YOUR TASK — Copy out each line of the data that holds the word "числе".

DATA SUPPLIED —
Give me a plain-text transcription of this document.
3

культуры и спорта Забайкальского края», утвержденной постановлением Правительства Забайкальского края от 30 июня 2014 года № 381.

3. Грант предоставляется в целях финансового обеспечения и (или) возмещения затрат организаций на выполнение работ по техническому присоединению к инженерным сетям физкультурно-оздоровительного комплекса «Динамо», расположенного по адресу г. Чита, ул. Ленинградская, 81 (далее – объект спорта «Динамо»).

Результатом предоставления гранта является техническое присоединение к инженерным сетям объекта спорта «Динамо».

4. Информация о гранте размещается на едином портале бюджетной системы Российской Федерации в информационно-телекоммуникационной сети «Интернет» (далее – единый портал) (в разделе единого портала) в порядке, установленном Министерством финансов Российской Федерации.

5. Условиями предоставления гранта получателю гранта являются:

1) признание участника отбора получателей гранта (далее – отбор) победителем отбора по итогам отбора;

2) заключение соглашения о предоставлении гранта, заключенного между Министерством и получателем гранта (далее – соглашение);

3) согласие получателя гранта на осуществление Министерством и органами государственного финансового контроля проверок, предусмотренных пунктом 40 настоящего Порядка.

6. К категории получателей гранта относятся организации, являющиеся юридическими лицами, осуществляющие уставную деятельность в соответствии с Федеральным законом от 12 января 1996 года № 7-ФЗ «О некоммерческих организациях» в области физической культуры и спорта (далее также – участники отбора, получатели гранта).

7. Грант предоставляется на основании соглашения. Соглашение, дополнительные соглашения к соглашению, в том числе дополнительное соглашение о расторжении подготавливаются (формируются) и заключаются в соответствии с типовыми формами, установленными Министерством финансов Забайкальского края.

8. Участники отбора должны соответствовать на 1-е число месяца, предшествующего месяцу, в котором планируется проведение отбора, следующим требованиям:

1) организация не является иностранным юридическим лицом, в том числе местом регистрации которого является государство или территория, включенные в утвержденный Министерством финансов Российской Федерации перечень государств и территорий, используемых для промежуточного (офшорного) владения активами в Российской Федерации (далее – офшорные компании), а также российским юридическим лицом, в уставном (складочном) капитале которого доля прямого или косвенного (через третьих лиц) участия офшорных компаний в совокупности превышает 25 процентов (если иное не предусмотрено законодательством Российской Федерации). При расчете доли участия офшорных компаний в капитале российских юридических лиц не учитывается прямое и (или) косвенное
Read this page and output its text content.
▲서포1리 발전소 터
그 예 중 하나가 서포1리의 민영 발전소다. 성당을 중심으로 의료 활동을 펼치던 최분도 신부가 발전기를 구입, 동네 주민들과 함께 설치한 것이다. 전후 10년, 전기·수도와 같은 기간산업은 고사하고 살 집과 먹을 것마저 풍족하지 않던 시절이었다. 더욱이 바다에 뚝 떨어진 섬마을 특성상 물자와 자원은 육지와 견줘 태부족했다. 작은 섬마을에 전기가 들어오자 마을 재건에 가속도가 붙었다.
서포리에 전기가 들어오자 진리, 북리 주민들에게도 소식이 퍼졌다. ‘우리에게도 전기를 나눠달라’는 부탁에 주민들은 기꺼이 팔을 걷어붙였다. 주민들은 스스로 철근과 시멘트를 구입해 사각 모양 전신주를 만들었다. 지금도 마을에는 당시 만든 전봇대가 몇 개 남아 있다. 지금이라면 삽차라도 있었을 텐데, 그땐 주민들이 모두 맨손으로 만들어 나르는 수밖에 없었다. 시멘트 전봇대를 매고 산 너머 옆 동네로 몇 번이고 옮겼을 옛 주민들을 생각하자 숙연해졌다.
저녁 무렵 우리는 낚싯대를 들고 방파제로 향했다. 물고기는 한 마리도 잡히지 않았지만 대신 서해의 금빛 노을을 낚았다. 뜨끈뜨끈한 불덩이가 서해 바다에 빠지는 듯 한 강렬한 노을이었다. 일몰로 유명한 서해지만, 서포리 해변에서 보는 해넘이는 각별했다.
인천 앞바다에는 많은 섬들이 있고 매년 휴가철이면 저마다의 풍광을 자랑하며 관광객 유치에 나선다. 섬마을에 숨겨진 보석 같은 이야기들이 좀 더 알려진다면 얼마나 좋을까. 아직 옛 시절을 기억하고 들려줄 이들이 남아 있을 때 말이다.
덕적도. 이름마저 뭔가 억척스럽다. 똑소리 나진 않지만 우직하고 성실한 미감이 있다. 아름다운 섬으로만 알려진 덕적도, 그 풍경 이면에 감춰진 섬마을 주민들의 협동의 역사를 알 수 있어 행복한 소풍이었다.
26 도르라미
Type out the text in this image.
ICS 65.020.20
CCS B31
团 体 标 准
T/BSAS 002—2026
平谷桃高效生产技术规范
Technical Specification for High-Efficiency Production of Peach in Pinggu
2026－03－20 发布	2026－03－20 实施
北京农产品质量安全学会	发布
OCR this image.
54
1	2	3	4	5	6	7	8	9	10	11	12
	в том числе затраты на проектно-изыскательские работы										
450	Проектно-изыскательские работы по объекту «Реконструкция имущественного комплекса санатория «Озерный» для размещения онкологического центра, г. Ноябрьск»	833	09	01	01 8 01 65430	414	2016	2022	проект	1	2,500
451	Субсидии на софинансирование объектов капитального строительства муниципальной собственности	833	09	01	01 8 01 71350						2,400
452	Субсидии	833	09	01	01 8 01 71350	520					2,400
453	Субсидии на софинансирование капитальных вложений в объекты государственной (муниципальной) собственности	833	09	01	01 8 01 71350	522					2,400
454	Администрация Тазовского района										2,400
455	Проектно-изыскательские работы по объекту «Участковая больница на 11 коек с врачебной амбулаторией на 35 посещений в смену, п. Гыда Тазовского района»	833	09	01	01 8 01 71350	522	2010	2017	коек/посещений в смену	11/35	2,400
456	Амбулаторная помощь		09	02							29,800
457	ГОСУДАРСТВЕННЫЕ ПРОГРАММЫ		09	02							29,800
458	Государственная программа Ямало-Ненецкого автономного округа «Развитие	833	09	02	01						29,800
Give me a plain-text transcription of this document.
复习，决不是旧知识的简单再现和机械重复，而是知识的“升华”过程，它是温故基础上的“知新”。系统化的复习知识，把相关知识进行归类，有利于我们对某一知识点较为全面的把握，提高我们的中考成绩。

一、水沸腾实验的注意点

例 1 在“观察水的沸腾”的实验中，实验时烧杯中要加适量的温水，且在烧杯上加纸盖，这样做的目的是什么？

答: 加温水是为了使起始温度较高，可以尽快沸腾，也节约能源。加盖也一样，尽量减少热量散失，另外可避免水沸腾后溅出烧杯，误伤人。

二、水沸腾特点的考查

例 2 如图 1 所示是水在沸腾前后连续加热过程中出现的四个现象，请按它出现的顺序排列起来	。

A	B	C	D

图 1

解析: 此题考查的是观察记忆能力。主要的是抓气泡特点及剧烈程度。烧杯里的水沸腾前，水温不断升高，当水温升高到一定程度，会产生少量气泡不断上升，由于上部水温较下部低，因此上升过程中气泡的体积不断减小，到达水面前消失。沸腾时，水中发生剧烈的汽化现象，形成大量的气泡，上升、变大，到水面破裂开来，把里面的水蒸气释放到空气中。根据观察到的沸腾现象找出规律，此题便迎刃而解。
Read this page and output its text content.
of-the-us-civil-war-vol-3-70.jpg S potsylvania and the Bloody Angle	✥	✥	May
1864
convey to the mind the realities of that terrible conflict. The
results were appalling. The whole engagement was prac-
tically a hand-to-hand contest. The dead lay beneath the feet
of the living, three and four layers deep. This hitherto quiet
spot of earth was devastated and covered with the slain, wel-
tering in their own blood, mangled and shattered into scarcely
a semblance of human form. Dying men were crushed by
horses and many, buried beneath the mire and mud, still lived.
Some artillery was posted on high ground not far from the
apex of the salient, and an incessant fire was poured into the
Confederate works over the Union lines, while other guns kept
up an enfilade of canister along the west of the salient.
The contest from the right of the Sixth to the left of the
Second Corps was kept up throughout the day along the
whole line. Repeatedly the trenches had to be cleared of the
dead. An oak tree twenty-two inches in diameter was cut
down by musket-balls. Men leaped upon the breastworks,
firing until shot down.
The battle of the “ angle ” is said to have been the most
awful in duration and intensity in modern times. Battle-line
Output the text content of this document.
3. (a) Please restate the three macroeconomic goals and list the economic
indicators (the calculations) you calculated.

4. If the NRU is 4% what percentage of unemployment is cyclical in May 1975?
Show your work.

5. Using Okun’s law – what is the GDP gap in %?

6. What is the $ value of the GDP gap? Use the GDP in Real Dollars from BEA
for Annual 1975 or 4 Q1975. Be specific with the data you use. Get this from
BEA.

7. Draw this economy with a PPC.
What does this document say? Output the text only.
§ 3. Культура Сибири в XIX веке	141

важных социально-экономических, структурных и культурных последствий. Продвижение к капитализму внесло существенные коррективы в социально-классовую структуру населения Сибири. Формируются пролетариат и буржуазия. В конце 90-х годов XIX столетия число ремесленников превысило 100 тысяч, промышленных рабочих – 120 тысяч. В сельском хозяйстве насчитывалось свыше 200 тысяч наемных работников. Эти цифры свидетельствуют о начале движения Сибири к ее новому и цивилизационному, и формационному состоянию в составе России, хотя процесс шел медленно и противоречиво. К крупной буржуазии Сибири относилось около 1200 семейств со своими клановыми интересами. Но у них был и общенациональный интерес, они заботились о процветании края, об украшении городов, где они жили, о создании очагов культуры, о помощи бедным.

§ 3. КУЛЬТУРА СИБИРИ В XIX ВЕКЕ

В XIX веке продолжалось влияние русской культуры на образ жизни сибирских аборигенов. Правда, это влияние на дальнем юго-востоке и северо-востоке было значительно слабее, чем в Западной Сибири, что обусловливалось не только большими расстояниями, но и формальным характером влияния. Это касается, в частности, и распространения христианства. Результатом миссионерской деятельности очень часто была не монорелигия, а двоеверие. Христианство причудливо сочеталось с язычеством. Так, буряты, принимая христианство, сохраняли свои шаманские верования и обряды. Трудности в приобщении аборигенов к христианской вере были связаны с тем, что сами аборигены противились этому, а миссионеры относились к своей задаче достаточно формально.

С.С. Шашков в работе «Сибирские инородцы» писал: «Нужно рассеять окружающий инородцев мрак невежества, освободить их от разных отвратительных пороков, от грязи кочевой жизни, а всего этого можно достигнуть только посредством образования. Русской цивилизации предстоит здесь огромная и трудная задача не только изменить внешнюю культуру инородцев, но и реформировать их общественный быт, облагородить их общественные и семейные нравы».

TASK OUTPUT —
7. Грант предоставляется на основании соглашения. Соглашение, дополнительные соглашения к соглашению, в том числе дополнительное соглашение о расторжении подготавливаются (формируются) и заключаются в соответствии с типовыми формами, установленными Министерством финансов Забайкальского края.
1) организация не является иностранным юридическим лицом, в том числе местом регистрации которого является государство или территория, включенные в утвержденный Министерством финансов Российской Федерации перечень государств и территорий, используемых для промежуточного (офшорного) владения активами в Российской Федерации (далее – офшорные компании), а также российским юридическим лицом, в уставном (складочном) капитале которого доля прямого или косвенного (через третьих лиц) участия офшорных компаний в совокупности превышает 25 процентов (если иное не предусмотрено законодательством Российской Федерации). При расчете доли участия офшорных компаний в капитале российских юридических лиц не учитывается прямое и (или) косвенное
	в том числе затраты на проектно-изыскательские работы										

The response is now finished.